[DIRECTIONS FOR THIS TASK]: Transcribe all of the records precisely as they are presented.

[EXERCISE MATERIAL]:
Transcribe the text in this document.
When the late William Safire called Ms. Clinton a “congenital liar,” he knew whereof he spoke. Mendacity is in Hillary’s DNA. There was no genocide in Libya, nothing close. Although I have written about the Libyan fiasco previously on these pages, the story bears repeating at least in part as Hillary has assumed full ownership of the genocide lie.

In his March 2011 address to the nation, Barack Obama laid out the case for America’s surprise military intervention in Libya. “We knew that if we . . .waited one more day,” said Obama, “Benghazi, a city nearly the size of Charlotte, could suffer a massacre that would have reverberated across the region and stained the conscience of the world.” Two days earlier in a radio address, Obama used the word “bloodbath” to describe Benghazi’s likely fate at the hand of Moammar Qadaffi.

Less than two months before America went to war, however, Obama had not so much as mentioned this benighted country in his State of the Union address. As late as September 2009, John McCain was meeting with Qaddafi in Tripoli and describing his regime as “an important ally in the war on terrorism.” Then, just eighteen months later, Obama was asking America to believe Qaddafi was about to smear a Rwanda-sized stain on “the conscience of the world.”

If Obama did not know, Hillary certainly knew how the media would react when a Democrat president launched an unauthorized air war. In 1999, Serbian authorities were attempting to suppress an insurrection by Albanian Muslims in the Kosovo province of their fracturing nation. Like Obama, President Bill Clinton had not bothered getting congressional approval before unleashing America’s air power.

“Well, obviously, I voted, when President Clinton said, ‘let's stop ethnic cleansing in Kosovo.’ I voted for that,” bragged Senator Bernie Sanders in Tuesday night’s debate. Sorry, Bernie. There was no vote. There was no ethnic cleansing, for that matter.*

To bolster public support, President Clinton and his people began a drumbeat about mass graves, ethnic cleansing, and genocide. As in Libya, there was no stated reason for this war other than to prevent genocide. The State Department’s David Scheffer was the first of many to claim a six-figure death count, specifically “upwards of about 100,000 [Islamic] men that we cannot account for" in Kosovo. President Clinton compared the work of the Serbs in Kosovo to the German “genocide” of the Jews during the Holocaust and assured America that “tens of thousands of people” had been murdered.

[THE ANSWER]:
Transcribe the text in this document.
When the late William Safire called Ms. Clinton a “congenital liar,” he knew whereof he spoke. Mendacity is in Hillary’s DNA. There was no genocide in Libya, nothing close. Although I have written about the Libyan fiasco previously on these pages, the story bears repeating at least in part as Hillary has assumed full ownership of the genocide lie.

In his March 2011 address to the nation, Barack Obama laid out the case for America’s surprise military intervention in Libya. “We knew that if we . . .waited one more day,” said Obama, “Benghazi, a city nearly the size of Charlotte, could suffer a massacre that would have reverberated across the region and stained the conscience of the world.” Two days earlier in a radio address, Obama used the word “bloodbath” to describe Benghazi’s likely fate at the hand of Moammar Qadaffi.

Less than two months before America went to war, however, Obama had not so much as mentioned this benighted country in his State of the Union address. As late as September 2009, John McCain was meeting with Qaddafi in Tripoli and describing his regime as “an important ally in the war on terrorism.” Then, just eighteen months later, Obama was asking America to believe Qaddafi was about to smear a Rwanda-sized stain on “the conscience of the world.”

If Obama did not know, Hillary certainly knew how the media would react when a Democrat president launched an unauthorized air war. In 1999, Serbian authorities were attempting to suppress an insurrection by Albanian Muslims in the Kosovo province of their fracturing nation. Like Obama, President Bill Clinton had not bothered getting congressional approval before unleashing America’s air power.

“Well, obviously, I voted, when President Clinton said, ‘let's stop ethnic cleansing in Kosovo.’ I voted for that,” bragged Senator Bernie Sanders in Tuesday night’s debate. Sorry, Bernie. There was no vote. There was no ethnic cleansing, for that matter.*

To bolster public support, President Clinton and his people began a drumbeat about mass graves, ethnic cleansing, and genocide. As in Libya, there was no stated reason for this war other than to prevent genocide. The State Department’s David Scheffer was the first of many to claim a six-figure death count, specifically “upwards of about 100,000 [Islamic] men that we cannot account for" in Kosovo. President Clinton compared the work of the Serbs in Kosovo to the German “genocide” of the Jews during the Holocaust and assured America that “tens of thousands of people” had been murdered.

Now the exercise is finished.